» **YOUR TASKS**:
A: Answer these questions about the forum thread comparing Granforte and Ruffo in the Pagliacci prologue:
(i) Which Granforte performance does Bonetan call the most impressive baritone singing ever heard?
(ii) Which singer does ScottK say the two renditions are more dynamic than?
(iii) Whose ending does ScottK find more satisfying?
B: Continue the forum thread comparing Granforte and Ruffo in the Pagliacci prologue from the point where it stops.

» **QUOTED TEXT**:
# Round Three: Prologo Pagliacci. Granforte and Ruffo



## Seattleoperafan (Mar 24, 2013)

Si puo (I Pagliacci) · Orchestra of La Scala · Apollo Granforte 




Si puo (I Pagliacci) · Titta Ruffo Titta Ruffo - The early recordings 1906 - 1912


----------



## Bonetan (Dec 22, 2016)

My photo says it all. I worship these two, but I worship Granforte on more days of the week than Ruffo so he gets my vote. I don't think there has been a baritone as good as Granforte since Granforte. He's got easy power and his voice comes across as extremely resonant to me. He can sing loud, he can sing soft, and he can color and act with the voice any way you like. We hear it all here and he does it with a unique timbre which I find to be perfect for the roles he sings. His Iago with Sabajno remains the most impressive baritone singing I've ever heard. I love this guy.


----------



## ScottK (Dec 23, 2021)

What a contest John, they just keep getting better!!! While listening to Bonetan's "picture-sake" I was pretty much thinking game over! I think of Ruffo as so dramatic that 
I did not expect him to keep up with Granforte's magnificent handling of the rumination's going on in Tonio's brilliant seduction of the audience. And darn if he wasn't right there with him, section by section! I found these two to be clearly the two most satisfying renditions I've heard. More dynamic than Gorin and more nuanced than Warren. More dramatically fulfilled than Tibbet and more true to the text's meaning than Sarobe ( name right?) The only question is could I choose between them. And for two suitably dessert island renditions I found one distinction.... after all of the beautifully realized individual sections , to me, Ruffo found the sweep of the e voi section and Granforte was still emphasizing the personal and I found Ruffo's ending more satisfying. But both were tremendous!


----------



## Seattleoperafan (Mar 24, 2013)

Bonetan said:


> My photo says it all. I worship these two, but I worship Granforte on more days of the week than Ruffo so he gets my vote. I don't think there has been a baritone as good as Granforte since Granforte. He's got easy power and his voice comes across as extremely resonant to me. He can sing loud, he can sing soft, and he can color and act with the voice any way you like. We hear it all here and he does it with a unique timbre which I find to be perfect for the roles he sings. His Iago with Sabajno remains the most impressive baritone singing I've ever heard. I love this guy.

» **PROVIDED RECORDS**:
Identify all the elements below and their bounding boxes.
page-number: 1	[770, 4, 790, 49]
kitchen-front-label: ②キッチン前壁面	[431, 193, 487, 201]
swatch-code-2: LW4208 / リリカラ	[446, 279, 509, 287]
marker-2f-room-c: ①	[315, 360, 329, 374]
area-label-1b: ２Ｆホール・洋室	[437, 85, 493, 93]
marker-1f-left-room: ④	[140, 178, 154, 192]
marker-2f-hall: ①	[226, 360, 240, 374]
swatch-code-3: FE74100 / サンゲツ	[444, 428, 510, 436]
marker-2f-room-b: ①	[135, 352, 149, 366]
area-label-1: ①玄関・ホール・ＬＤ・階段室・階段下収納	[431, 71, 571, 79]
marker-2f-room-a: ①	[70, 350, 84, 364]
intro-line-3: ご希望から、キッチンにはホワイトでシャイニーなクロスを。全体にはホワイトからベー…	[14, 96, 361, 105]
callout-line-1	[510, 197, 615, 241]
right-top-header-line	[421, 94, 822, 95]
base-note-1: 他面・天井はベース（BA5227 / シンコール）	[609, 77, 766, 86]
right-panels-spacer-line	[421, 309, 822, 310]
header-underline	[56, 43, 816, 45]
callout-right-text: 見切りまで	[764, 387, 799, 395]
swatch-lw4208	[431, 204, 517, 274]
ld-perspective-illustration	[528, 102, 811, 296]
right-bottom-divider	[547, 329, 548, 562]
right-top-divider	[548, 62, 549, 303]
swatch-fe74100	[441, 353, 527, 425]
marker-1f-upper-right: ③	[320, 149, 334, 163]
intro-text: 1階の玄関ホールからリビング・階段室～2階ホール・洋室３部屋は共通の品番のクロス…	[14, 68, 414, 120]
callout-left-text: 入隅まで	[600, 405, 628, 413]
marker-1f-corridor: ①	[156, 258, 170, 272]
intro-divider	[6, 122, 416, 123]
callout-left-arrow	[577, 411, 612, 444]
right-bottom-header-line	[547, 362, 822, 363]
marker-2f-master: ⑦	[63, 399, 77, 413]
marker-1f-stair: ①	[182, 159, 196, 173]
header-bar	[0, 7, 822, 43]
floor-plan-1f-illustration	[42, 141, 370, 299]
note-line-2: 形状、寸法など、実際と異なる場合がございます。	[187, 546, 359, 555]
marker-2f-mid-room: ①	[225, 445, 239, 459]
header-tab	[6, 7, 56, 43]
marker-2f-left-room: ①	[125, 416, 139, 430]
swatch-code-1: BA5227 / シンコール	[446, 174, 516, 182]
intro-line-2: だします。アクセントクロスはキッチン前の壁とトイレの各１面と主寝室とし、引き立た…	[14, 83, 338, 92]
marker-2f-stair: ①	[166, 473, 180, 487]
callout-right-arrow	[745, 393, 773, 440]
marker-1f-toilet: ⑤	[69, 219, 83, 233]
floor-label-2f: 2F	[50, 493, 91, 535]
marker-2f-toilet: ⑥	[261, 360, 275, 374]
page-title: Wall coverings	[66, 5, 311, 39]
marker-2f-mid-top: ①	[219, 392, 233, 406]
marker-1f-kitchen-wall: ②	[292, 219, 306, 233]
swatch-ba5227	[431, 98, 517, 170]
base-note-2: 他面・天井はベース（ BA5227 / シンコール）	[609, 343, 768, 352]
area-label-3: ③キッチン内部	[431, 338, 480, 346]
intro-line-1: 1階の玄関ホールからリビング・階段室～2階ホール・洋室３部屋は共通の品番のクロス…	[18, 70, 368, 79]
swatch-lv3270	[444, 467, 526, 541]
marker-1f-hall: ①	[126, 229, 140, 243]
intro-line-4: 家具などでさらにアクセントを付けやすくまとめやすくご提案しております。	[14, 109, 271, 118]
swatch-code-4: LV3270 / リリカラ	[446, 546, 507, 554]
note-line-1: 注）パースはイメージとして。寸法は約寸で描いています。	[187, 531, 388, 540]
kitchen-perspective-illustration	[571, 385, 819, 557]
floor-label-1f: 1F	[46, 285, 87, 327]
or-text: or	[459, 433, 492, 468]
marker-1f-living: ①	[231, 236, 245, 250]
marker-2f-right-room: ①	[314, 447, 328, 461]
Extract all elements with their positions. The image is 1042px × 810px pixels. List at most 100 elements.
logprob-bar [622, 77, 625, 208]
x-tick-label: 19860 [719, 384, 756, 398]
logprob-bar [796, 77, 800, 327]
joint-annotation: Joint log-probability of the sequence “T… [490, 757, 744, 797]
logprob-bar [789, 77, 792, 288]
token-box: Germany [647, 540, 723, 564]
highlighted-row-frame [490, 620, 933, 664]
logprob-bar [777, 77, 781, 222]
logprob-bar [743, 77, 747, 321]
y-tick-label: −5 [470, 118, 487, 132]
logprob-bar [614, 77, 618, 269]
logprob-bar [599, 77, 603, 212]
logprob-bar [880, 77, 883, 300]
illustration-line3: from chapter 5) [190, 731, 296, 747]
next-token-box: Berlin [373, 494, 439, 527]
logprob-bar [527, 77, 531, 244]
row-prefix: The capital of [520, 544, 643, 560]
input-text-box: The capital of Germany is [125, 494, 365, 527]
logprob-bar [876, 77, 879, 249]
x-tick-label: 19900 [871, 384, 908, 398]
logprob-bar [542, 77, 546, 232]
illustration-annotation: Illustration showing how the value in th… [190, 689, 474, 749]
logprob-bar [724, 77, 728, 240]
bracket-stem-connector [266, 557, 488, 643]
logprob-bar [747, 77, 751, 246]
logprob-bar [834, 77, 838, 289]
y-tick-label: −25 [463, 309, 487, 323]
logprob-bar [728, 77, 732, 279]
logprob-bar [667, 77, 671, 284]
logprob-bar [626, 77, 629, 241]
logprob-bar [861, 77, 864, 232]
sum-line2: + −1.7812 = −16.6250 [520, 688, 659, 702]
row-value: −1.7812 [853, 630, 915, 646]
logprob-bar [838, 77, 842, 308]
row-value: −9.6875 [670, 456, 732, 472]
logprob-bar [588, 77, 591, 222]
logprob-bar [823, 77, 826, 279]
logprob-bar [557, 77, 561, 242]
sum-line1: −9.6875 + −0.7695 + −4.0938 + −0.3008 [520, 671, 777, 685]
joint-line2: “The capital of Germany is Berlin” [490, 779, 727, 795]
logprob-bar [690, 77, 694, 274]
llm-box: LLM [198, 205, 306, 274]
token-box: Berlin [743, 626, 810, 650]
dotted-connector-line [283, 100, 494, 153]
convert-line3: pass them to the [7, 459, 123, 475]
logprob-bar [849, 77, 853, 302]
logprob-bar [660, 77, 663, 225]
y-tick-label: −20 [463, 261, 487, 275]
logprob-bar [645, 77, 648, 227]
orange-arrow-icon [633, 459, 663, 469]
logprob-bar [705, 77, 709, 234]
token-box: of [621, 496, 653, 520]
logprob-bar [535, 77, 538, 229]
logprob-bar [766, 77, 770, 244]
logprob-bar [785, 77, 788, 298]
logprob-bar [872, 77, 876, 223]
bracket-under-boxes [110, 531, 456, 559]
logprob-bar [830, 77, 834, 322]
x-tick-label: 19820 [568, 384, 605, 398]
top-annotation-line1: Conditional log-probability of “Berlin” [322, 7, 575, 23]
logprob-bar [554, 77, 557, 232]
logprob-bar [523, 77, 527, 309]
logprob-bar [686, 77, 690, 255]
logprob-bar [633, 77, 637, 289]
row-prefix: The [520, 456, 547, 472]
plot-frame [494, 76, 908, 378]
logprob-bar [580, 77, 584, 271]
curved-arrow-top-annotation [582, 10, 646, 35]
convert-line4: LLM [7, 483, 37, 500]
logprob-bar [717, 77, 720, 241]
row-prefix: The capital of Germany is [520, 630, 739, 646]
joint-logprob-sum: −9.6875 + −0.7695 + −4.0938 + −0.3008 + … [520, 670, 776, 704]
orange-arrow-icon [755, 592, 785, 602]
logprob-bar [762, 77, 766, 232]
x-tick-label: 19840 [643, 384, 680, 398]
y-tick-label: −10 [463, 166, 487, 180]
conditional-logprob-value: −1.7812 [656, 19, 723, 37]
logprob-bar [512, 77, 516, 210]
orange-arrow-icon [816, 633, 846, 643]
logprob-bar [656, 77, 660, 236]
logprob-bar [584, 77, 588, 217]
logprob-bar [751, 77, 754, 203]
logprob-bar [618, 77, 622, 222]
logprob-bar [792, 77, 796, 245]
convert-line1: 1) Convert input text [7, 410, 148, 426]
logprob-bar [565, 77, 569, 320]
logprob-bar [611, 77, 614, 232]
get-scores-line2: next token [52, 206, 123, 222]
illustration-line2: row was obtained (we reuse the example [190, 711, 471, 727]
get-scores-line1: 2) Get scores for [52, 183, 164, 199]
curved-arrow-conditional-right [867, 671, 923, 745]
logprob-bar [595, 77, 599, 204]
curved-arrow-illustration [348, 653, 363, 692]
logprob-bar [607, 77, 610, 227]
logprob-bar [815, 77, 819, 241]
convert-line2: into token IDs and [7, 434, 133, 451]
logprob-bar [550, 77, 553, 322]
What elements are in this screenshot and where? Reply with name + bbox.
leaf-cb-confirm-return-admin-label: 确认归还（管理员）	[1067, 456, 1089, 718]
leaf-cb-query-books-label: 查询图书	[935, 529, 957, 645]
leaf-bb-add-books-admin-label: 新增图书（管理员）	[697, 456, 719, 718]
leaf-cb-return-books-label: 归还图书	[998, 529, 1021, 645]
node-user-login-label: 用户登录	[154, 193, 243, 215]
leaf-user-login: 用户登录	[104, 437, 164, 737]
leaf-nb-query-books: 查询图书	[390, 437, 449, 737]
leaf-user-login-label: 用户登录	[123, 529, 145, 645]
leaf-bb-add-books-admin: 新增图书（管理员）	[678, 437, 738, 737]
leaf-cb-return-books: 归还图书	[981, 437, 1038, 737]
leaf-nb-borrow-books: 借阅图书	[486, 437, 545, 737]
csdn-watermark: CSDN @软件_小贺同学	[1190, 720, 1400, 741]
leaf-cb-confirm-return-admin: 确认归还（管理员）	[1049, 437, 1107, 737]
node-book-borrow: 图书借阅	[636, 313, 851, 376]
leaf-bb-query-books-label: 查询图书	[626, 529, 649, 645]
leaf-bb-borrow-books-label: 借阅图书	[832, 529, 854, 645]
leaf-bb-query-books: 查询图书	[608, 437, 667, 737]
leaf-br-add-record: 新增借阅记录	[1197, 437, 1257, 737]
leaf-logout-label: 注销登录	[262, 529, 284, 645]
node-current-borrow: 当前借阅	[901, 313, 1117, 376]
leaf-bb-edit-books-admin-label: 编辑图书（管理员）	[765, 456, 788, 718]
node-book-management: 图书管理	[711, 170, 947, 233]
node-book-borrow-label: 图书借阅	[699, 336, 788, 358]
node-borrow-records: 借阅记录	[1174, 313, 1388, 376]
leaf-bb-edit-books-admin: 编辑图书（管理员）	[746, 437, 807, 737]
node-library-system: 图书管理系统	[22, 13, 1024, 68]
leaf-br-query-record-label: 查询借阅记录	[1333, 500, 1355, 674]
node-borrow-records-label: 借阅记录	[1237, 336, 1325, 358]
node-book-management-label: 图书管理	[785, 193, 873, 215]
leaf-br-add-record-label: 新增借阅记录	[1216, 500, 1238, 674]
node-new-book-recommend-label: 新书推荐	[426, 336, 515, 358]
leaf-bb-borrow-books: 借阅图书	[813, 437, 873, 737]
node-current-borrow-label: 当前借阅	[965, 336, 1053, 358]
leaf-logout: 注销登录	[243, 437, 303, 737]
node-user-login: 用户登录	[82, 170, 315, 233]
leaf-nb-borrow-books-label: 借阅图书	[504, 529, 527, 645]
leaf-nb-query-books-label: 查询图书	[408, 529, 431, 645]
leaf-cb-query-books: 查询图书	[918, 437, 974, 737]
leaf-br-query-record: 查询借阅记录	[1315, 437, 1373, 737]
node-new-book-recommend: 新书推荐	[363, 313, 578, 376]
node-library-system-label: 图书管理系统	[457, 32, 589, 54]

» **ANSWERS FOR THIS EXERCISE**:
A:
(i) Granforte's Iago with Sabajno.
(ii) Gorin.
(iii) Ruffo's.

B:
I listened to Granforte today on a new contest for next time and I could hear how his voice was not darkened. Do I get a gold star


----------



## Tsaraslondon (Nov 7, 2013)

I really don't know. I think they were both great. 

The only thing I didn't like about Ruffo was that he was a little cavalier about the notes, almost using a sort of parlando, where Granforte stuck to the score and was just as effective. For that reason, I'm going to go for Granforte.


----------



## Bonetan (Dec 22, 2016)

Seattleoperafan said:


> I listened to Granforte today on a new contest for next time and I could hear how his voice was not darkened. Do I get a gold star


Indeed you do! 

This is the kind of singing modern dramatic baritones should strive for imo. From both men.


----------



## MAS (Apr 15, 2015)

Such great voices! I marginally prefer Apollo Granforte, for subjective reasons.


----------



## Woodduck (Mar 17, 2014)

Not an easy choice between two great voices, but Ruffo uses a bit more portamento and Granforte blasts out the penultimate climax. Small points, but enough to give my vote to Ruffo.


----------



## nina foresti (Mar 11, 2014)

Ahhh Titta my luv, despite a formidable opponent, you've just got that "extra something" that makes you king. (It's good to be the King!)


----------



## BBSVK (10 mo ago)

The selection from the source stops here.